(A run of records)
= = =

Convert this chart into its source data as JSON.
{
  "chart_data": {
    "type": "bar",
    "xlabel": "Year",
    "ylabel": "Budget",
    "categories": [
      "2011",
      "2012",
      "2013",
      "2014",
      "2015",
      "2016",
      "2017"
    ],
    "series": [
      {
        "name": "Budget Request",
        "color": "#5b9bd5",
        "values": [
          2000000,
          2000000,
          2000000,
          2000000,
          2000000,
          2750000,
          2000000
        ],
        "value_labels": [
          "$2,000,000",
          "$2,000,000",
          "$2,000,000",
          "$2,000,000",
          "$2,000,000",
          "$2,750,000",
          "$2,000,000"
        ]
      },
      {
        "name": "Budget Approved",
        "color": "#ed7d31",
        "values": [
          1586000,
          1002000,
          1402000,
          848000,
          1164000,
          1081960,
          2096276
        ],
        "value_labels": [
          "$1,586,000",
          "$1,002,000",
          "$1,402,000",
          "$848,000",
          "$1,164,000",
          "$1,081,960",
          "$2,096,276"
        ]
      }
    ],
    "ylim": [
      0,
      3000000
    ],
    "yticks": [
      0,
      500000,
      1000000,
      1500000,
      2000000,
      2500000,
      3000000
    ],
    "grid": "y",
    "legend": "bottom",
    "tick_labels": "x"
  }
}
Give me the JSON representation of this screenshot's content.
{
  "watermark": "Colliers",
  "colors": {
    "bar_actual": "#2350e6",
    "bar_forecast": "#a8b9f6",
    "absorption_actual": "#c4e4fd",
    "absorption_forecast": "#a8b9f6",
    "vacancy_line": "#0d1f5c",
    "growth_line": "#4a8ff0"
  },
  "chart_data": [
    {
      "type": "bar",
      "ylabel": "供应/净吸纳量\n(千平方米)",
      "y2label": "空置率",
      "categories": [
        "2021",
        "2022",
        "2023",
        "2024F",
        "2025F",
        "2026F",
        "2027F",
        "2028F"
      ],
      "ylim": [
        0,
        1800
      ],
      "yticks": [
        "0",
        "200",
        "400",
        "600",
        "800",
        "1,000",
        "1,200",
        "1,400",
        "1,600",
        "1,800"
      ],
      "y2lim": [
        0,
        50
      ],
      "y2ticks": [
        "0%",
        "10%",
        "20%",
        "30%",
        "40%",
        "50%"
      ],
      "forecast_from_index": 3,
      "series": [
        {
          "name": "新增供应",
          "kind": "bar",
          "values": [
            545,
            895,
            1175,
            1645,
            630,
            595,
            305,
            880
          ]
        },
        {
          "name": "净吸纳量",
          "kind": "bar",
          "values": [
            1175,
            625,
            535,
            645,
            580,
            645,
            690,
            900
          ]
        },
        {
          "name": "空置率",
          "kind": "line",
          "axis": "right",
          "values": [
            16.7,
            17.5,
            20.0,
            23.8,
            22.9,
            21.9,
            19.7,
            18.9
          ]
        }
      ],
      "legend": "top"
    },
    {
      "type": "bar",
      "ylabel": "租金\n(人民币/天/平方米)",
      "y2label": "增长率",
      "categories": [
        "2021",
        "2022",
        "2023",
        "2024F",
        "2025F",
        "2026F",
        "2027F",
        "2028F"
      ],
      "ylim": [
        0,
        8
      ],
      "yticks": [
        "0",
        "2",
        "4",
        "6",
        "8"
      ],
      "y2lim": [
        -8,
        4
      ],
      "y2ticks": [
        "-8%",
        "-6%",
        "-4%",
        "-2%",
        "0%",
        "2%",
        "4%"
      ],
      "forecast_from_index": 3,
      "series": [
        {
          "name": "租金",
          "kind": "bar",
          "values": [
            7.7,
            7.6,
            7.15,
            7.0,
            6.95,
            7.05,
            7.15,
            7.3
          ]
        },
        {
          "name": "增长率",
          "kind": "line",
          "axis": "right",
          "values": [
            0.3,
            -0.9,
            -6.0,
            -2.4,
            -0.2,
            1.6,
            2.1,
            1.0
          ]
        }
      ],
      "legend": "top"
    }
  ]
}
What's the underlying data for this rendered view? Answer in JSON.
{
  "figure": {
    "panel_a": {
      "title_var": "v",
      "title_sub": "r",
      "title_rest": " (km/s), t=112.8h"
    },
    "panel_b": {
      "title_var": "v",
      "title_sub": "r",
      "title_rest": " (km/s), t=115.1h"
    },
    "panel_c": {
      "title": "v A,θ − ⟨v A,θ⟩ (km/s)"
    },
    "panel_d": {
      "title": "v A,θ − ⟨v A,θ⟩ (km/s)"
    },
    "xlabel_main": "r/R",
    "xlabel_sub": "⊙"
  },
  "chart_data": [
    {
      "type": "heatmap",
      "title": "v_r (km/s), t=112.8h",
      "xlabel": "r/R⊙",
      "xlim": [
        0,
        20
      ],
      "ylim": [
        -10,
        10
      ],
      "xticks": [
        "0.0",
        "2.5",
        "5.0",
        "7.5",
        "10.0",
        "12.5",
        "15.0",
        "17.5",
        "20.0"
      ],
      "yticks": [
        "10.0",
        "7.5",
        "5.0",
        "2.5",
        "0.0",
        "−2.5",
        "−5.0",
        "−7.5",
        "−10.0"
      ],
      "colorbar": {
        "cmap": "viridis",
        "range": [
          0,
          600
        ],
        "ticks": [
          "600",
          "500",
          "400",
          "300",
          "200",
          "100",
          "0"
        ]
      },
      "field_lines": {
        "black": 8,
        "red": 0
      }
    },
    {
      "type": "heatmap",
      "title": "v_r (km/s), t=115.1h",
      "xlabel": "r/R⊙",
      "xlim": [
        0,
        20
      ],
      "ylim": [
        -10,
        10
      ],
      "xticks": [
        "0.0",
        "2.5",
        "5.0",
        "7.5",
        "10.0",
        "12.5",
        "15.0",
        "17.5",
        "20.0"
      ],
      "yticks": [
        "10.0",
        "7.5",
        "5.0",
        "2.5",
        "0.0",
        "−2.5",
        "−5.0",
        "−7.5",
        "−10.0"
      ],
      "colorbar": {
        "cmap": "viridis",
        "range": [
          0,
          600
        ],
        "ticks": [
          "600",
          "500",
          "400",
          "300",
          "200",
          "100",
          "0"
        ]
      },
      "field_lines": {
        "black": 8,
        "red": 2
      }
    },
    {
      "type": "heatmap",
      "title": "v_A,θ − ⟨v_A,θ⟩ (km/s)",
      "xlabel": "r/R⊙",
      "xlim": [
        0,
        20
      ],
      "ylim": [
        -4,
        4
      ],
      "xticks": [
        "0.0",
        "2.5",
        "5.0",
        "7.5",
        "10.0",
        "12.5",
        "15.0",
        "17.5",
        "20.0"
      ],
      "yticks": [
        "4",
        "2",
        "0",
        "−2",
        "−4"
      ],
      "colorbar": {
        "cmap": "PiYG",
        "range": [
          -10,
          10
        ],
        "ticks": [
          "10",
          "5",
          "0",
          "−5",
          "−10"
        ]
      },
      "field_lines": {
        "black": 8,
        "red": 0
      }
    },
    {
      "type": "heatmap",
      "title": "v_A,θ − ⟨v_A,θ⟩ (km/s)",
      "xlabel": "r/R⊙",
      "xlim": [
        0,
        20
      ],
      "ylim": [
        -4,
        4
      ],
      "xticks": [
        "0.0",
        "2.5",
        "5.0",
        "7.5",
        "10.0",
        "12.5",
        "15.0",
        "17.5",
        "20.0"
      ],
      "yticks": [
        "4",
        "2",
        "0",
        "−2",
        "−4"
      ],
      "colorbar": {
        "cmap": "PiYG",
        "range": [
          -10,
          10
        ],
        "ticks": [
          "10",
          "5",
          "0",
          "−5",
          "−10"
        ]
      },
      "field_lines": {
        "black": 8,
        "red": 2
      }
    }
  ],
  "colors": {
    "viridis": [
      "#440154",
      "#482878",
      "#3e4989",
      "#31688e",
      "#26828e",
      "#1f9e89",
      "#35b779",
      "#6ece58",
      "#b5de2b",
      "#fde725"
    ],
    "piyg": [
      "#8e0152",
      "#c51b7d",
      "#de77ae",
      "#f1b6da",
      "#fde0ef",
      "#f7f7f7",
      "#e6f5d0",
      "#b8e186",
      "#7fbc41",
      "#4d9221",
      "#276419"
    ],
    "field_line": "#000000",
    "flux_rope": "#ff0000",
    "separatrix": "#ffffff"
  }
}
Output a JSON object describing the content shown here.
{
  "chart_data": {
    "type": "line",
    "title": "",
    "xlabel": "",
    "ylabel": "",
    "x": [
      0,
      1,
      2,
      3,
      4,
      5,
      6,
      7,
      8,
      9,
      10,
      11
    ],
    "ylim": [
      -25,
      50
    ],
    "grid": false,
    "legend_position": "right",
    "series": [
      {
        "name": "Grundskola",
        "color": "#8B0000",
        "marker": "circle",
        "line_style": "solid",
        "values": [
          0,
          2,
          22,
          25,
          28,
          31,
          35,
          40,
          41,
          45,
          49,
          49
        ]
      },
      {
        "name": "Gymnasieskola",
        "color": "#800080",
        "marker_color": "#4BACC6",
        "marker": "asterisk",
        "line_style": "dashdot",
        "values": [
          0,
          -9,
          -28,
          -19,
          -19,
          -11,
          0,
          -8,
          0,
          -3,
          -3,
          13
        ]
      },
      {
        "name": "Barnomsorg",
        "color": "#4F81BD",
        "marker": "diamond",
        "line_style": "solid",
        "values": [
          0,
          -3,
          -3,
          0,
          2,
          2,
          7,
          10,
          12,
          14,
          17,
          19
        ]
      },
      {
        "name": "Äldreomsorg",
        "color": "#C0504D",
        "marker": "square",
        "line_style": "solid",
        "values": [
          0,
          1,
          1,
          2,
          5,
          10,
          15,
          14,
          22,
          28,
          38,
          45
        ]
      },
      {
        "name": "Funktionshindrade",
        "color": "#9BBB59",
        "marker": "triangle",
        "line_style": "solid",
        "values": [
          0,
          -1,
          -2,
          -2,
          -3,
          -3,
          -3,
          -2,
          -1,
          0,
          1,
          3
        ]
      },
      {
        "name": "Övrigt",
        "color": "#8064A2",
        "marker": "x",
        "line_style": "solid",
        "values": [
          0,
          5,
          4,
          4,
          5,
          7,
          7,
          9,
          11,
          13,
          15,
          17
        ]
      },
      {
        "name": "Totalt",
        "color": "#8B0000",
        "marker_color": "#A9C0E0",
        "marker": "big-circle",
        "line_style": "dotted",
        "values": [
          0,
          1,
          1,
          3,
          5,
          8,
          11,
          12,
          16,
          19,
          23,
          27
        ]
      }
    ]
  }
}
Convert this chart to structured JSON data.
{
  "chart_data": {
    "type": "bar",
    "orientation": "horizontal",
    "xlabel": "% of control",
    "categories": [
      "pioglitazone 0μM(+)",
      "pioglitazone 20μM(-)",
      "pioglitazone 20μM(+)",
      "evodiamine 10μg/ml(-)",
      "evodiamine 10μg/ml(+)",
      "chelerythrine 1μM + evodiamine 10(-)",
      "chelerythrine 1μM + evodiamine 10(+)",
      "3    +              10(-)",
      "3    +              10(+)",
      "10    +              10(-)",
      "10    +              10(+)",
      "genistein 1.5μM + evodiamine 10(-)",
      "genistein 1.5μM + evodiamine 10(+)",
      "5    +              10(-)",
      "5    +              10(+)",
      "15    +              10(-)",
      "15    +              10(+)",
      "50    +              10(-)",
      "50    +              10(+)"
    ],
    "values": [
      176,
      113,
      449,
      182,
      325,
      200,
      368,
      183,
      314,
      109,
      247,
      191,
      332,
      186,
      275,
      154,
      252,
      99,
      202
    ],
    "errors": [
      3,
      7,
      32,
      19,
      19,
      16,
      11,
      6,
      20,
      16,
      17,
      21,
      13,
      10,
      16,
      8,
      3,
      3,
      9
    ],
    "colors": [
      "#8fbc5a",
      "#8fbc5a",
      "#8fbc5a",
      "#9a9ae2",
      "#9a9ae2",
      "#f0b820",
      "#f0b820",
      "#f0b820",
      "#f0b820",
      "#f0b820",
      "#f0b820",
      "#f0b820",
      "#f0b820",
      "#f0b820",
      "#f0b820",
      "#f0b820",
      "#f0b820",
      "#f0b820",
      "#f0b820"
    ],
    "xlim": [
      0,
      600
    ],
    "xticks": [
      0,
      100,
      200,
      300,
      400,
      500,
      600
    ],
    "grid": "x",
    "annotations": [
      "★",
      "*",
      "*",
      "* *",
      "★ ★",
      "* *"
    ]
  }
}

= = =

• _STATED PROBLEM_: Every line holding "JSON" should be copied out.

• _RESULT OF THE EXERCISE_:
Convert this chart into its source data as JSON.
Give me the JSON representation of this screenshot's content.
What's the underlying data for this rendered view? Answer in JSON.
Output a JSON object describing the content shown here.
Convert this chart to structured JSON data.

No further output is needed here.